Task statement
Return each line of the material verbatim.

Provided data
** start **

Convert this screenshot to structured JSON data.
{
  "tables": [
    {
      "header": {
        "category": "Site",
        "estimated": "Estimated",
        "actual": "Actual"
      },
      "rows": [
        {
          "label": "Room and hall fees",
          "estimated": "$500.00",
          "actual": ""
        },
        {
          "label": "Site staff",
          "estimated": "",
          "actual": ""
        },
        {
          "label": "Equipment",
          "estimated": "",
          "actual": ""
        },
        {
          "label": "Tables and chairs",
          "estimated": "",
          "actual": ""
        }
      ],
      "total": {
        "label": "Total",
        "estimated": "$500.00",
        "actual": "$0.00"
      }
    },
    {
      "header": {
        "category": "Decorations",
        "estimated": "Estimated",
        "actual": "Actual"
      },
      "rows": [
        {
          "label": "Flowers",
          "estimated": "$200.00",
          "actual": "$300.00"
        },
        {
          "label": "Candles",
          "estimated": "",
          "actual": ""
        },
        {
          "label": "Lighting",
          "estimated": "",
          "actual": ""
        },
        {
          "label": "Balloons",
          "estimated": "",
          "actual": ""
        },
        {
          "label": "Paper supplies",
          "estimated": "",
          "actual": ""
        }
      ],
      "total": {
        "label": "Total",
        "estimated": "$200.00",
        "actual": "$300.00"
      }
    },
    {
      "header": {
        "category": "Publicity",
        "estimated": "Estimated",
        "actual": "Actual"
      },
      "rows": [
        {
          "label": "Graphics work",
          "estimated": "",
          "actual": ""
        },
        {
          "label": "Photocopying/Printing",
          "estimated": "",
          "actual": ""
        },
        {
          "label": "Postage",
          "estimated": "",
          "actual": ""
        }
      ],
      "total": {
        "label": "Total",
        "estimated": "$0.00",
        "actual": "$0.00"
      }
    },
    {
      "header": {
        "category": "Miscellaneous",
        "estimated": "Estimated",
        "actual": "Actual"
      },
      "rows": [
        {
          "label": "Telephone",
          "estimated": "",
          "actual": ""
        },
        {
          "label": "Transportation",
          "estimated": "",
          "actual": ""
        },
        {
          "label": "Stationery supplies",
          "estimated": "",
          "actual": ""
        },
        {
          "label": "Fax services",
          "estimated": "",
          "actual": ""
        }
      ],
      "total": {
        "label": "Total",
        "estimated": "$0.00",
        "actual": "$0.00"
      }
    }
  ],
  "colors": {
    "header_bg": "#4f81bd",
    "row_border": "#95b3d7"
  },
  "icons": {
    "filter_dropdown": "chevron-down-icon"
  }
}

** end **

Result below
Convert this screenshot to structured JSON data.
{
  "tables": [
    {
      "header": {
        "category": "Site",
        "estimated": "Estimated",
        "actual": "Actual"
      },
      "rows": [
        {
          "label": "Room and hall fees",
          "estimated": "$500.00",
          "actual": ""
        },
        {
          "label": "Site staff",
          "estimated": "",
          "actual": ""
        },
        {
          "label": "Equipment",
          "estimated": "",
          "actual": ""
        },
        {
          "label": "Tables and chairs",
          "estimated": "",
          "actual": ""
        }
      ],
      "total": {
        "label": "Total",
        "estimated": "$500.00",
        "actual": "$0.00"
      }
    },
    {
      "header": {
        "category": "Decorations",
        "estimated": "Estimated",
        "actual": "Actual"
      },
      "rows": [
        {
          "label": "Flowers",
          "estimated": "$200.00",
          "actual": "$300.00"
        },
        {
          "label": "Candles",
          "estimated": "",
          "actual": ""
        },
        {
          "label": "Lighting",
          "estimated": "",
          "actual": ""
        },
        {
          "label": "Balloons",
          "estimated": "",
          "actual": ""
        },
        {
          "label": "Paper supplies",
          "estimated": "",
          "actual": ""
        }
      ],
      "total": {
        "label": "Total",
        "estimated": "$200.00",
        "actual": "$300.00"
      }
    },
    {
      "header": {
        "category": "Publicity",
        "estimated": "Estimated",
        "actual": "Actual"
      },
      "rows": [
        {
          "label": "Graphics work",
          "estimated": "",
          "actual": ""
        },
        {
          "label": "Photocopying/Printing",
          "estimated": "",
          "actual": ""
        },
        {
          "label": "Postage",
          "estimated": "",
          "actual": ""
        }
      ],
      "total": {
        "label": "Total",
        "estimated": "$0.00",
        "actual": "$0.00"
      }
    },
    {
      "header": {
        "category": "Miscellaneous",
        "estimated": "Estimated",
        "actual": "Actual"
      },
      "rows": [
        {
          "label": "Telephone",
          "estimated": "",
          "actual": ""
        },
        {
          "label": "Transportation",
          "estimated": "",
          "actual": ""
        },
        {
          "label": "Stationery supplies",
          "estimated": "",
          "actual": ""
        },
        {
          "label": "Fax services",
          "estimated": "",
          "actual": ""
        }
      ],
      "total": {
        "label": "Total",
        "estimated": "$0.00",
        "actual": "$0.00"
      }
    }
  ],
  "colors": {
    "header_bg": "#4f81bd",
    "row_border": "#95b3d7"
  },
  "icons": {
    "filter_dropdown": "chevron-down-icon"
  }
}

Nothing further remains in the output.